Working data:
* * * * *

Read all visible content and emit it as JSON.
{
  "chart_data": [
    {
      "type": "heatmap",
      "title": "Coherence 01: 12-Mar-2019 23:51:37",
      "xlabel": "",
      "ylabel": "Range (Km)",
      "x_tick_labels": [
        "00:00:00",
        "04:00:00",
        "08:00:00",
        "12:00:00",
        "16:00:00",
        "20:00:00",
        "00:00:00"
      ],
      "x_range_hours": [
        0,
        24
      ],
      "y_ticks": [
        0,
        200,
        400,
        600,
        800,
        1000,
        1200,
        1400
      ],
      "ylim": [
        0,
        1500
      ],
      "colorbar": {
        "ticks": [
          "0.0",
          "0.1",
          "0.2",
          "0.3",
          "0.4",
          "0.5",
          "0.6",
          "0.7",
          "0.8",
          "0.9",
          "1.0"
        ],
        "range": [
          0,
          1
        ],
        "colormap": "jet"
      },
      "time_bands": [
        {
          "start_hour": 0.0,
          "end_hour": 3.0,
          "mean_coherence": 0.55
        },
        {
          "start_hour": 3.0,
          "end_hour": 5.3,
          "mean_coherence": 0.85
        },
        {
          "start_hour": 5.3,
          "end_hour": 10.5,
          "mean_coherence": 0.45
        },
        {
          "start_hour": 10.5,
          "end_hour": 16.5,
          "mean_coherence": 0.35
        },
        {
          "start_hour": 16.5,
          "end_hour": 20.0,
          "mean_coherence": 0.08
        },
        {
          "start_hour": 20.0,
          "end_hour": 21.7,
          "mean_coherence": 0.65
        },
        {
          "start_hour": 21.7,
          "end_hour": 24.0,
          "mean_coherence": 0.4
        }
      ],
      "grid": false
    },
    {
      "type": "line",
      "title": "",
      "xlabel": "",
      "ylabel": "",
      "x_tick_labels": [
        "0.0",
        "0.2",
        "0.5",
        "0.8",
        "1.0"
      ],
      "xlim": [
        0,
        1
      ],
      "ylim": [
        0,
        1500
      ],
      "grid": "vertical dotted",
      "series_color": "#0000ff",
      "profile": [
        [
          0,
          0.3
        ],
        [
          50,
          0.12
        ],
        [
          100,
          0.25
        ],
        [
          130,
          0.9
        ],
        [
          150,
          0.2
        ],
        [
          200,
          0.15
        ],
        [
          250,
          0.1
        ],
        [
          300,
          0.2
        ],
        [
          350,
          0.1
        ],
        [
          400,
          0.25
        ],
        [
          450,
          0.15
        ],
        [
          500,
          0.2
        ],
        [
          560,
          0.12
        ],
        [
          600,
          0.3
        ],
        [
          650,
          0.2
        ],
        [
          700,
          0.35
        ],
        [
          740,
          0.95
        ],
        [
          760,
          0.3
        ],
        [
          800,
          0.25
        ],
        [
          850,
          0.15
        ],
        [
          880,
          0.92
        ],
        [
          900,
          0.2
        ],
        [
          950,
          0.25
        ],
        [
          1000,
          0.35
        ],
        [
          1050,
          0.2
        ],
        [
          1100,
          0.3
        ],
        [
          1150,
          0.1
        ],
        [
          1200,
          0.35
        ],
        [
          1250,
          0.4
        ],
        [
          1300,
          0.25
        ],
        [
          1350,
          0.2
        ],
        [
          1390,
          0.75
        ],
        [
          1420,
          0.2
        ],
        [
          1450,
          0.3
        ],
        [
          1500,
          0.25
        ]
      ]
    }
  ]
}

* * * * *

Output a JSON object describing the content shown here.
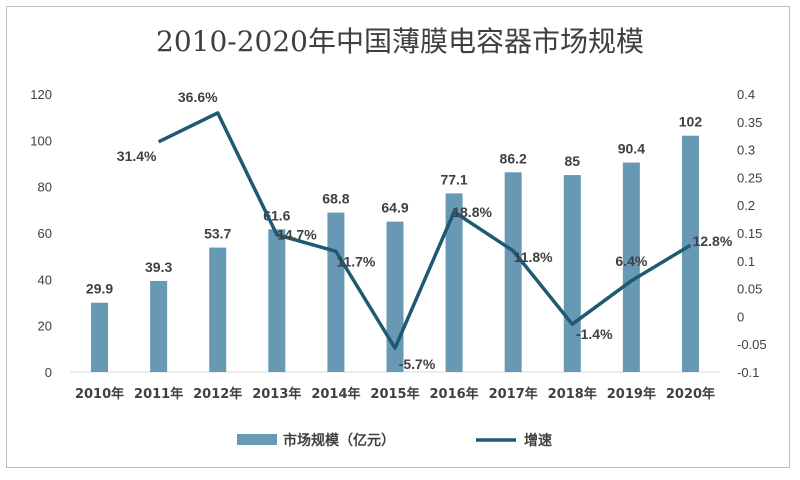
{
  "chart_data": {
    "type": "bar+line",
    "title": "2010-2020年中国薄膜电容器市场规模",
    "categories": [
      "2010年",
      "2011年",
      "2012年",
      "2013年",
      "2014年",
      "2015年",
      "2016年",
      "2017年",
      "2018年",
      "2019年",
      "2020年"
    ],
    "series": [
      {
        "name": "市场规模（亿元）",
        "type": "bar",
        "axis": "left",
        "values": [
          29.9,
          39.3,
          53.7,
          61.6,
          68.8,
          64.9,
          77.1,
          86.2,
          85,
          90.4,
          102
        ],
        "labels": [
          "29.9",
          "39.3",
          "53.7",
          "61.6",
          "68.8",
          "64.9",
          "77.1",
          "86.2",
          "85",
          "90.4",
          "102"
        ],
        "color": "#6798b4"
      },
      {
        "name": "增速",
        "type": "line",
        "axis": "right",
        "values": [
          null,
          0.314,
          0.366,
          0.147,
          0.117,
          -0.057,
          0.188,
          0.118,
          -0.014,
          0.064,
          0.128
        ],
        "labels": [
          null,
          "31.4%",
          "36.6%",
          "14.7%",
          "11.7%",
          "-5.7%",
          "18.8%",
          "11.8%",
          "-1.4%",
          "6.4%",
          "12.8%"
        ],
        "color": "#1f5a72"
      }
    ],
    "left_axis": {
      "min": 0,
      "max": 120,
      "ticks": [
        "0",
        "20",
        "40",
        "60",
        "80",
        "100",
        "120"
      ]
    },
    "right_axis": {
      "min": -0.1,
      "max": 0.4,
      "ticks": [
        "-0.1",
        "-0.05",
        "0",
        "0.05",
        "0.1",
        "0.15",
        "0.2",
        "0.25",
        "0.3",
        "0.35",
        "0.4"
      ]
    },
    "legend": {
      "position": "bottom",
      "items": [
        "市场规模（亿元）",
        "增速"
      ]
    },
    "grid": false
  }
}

* * * * *

Work required: Look back over the material above and state how many lines hold the word "title". Write the number and nothing else.

Response below: 3